ROWS:
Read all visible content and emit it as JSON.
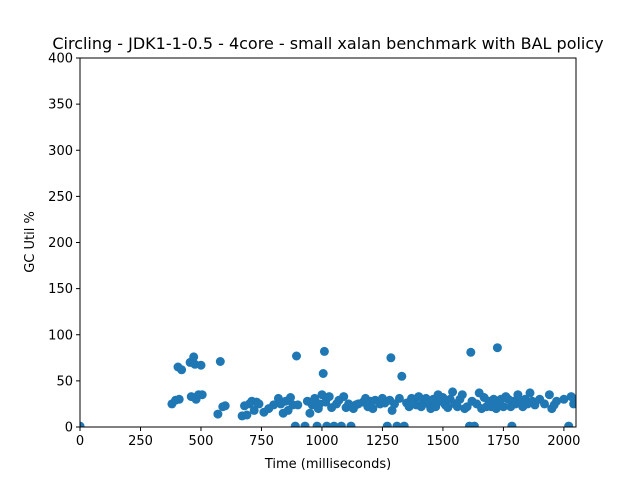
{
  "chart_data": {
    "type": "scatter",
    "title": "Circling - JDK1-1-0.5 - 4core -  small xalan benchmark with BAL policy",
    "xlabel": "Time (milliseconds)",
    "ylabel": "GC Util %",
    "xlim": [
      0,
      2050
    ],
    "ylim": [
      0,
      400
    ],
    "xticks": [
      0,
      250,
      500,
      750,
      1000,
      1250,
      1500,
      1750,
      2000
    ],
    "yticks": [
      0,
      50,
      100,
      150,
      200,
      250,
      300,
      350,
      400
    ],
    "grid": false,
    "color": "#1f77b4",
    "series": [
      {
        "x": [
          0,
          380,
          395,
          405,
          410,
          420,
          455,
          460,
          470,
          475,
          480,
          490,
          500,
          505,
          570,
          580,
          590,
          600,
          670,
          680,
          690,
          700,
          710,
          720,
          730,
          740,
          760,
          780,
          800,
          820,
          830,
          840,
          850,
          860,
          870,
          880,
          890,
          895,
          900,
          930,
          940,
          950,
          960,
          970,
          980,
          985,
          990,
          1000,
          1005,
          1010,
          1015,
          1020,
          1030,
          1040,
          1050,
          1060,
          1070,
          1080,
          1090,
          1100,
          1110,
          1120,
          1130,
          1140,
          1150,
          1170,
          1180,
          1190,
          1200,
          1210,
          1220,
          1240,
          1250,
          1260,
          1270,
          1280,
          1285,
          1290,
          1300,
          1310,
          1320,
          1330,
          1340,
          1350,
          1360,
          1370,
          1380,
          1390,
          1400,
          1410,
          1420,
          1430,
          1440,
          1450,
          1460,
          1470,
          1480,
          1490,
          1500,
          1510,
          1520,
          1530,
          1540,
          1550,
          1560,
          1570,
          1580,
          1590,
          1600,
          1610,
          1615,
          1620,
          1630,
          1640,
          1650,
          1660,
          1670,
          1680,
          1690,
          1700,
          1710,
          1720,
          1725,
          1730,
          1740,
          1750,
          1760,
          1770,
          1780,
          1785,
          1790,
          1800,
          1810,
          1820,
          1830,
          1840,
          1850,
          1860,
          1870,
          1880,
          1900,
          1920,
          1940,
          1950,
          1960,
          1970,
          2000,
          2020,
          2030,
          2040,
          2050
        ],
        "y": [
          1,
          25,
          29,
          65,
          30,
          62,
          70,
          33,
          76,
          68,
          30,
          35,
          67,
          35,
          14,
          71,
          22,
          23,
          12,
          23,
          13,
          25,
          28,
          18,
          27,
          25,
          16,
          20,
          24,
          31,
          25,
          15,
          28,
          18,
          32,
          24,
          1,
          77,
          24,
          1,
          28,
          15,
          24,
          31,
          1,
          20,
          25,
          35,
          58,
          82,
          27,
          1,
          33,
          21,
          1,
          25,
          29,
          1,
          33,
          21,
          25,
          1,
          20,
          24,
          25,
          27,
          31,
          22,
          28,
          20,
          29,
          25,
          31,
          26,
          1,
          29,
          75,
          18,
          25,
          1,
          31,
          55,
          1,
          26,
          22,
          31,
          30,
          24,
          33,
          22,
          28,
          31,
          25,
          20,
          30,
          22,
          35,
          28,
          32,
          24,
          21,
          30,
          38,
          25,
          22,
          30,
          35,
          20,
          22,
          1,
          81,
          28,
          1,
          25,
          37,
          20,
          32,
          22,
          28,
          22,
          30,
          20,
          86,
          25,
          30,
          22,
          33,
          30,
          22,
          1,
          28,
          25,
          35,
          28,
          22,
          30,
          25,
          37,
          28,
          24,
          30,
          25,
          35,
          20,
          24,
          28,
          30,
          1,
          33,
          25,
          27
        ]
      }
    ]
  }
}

WHAT YOU HAVE TO DO:
Repeat the full listing above exactly, with no pictures in the copy.

OUTPUT FOR THIS EXERCISE:
Read all visible content and emit it as JSON.
{
  "chart_data": {
    "type": "scatter",
    "title": "Circling - JDK1-1-0.5 - 4core -  small xalan benchmark with BAL policy",
    "xlabel": "Time (milliseconds)",
    "ylabel": "GC Util %",
    "xlim": [
      0,
      2050
    ],
    "ylim": [
      0,
      400
    ],
    "xticks": [
      0,
      250,
      500,
      750,
      1000,
      1250,
      1500,
      1750,
      2000
    ],
    "yticks": [
      0,
      50,
      100,
      150,
      200,
      250,
      300,
      350,
      400
    ],
    "grid": false,
    "color": "#1f77b4",
    "series": [
      {
        "x": [
          0,
          380,
          395,
          405,
          410,
          420,
          455,
          460,
          470,
          475,
          480,
          490,
          500,
          505,
          570,
          580,
          590,
          600,
          670,
          680,
          690,
          700,
          710,
          720,
          730,
          740,
          760,
          780,
          800,
          820,
          830,
          840,
          850,
          860,
          870,
          880,
          890,
          895,
          900,
          930,
          940,
          950,
          960,
          970,
          980,
          985,
          990,
          1000,
          1005,
          1010,
          1015,
          1020,
          1030,
          1040,
          1050,
          1060,
          1070,
          1080,
          1090,
          1100,
          1110,
          1120,
          1130,
          1140,
          1150,
          1170,
          1180,
          1190,
          1200,
          1210,
          1220,
          1240,
          1250,
          1260,
          1270,
          1280,
          1285,
          1290,
          1300,
          1310,
          1320,
          1330,
          1340,
          1350,
          1360,
          1370,
          1380,
          1390,
          1400,
          1410,
          1420,
          1430,
          1440,
          1450,
          1460,
          1470,
          1480,
          1490,
          1500,
          1510,
          1520,
          1530,
          1540,
          1550,
          1560,
          1570,
          1580,
          1590,
          1600,
          1610,
          1615,
          1620,
          1630,
          1640,
          1650,
          1660,
          1670,
          1680,
          1690,
          1700,
          1710,
          1720,
          1725,
          1730,
          1740,
          1750,
          1760,
          1770,
          1780,
          1785,
          1790,
          1800,
          1810,
          1820,
          1830,
          1840,
          1850,
          1860,
          1870,
          1880,
          1900,
          1920,
          1940,
          1950,
          1960,
          1970,
          2000,
          2020,
          2030,
          2040,
          2050
        ],
        "y": [
          1,
          25,
          29,
          65,
          30,
          62,
          70,
          33,
          76,
          68,
          30,
          35,
          67,
          35,
          14,
          71,
          22,
          23,
          12,
          23,
          13,
          25,
          28,
          18,
          27,
          25,
          16,
          20,
          24,
          31,
          25,
          15,
          28,
          18,
          32,
          24,
          1,
          77,
          24,
          1,
          28,
          15,
          24,
          31,
          1,
          20,
          25,
          35,
          58,
          82,
          27,
          1,
          33,
          21,
          1,
          25,
          29,
          1,
          33,
          21,
          25,
          1,
          20,
          24,
          25,
          27,
          31,
          22,
          28,
          20,
          29,
          25,
          31,
          26,
          1,
          29,
          75,
          18,
          25,
          1,
          31,
          55,
          1,
          26,
          22,
          31,
          30,
          24,
          33,
          22,
          28,
          31,
          25,
          20,
          30,
          22,
          35,
          28,
          32,
          24,
          21,
          30,
          38,
          25,
          22,
          30,
          35,
          20,
          22,
          1,
          81,
          28,
          1,
          25,
          37,
          20,
          32,
          22,
          28,
          22,
          30,
          20,
          86,
          25,
          30,
          22,
          33,
          30,
          22,
          1,
          28,
          25,
          35,
          28,
          22,
          30,
          25,
          37,
          28,
          24,
          30,
          25,
          35,
          20,
          24,
          28,
          30,
          1,
          33,
          25,
          27
        ]
      }
    ]
  }
}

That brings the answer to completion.